◆ Task description
Lines containing the string "Tutarı" are to be collected in full.

◆ Extracted entries
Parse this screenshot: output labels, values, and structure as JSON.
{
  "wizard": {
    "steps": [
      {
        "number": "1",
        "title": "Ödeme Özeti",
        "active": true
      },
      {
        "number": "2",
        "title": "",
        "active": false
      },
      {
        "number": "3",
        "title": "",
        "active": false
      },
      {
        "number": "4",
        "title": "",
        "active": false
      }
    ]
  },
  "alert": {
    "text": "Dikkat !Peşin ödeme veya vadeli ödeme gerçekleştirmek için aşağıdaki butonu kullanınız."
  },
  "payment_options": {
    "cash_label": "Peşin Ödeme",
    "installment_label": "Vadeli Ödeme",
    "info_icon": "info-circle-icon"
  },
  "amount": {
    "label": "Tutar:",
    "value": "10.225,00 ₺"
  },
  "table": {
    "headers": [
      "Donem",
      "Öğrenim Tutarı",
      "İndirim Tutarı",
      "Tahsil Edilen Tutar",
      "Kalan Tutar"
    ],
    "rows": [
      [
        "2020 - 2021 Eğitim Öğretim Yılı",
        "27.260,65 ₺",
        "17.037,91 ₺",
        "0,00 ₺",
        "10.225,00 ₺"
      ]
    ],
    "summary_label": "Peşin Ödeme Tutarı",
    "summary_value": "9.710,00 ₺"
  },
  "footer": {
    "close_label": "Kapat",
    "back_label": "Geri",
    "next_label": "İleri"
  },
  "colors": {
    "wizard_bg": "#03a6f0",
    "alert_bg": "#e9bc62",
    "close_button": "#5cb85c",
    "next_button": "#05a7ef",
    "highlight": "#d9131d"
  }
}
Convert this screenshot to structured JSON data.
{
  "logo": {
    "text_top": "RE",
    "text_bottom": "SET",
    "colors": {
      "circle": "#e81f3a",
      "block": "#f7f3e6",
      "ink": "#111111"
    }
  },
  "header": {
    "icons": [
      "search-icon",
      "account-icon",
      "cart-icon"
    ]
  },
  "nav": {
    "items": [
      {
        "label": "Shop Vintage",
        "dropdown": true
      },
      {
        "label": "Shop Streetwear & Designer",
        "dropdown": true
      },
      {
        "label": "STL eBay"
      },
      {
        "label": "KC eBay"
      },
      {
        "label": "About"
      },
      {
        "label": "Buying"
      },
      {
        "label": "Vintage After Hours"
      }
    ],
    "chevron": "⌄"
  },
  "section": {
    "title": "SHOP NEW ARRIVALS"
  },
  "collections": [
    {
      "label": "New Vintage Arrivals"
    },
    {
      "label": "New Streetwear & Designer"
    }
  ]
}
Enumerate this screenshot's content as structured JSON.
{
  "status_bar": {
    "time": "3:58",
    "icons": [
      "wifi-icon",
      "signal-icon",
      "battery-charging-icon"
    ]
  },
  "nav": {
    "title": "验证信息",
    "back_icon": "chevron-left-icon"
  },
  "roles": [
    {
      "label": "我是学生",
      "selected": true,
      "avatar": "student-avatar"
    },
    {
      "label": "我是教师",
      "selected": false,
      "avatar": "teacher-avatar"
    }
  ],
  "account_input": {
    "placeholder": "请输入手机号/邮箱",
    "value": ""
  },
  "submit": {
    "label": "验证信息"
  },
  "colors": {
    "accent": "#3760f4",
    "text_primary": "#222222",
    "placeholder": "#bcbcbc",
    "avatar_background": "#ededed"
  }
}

◆ The result
      "Öğrenim Tutarı",
      "İndirim Tutarı",
    "summary_label": "Peşin Ödeme Tutarı",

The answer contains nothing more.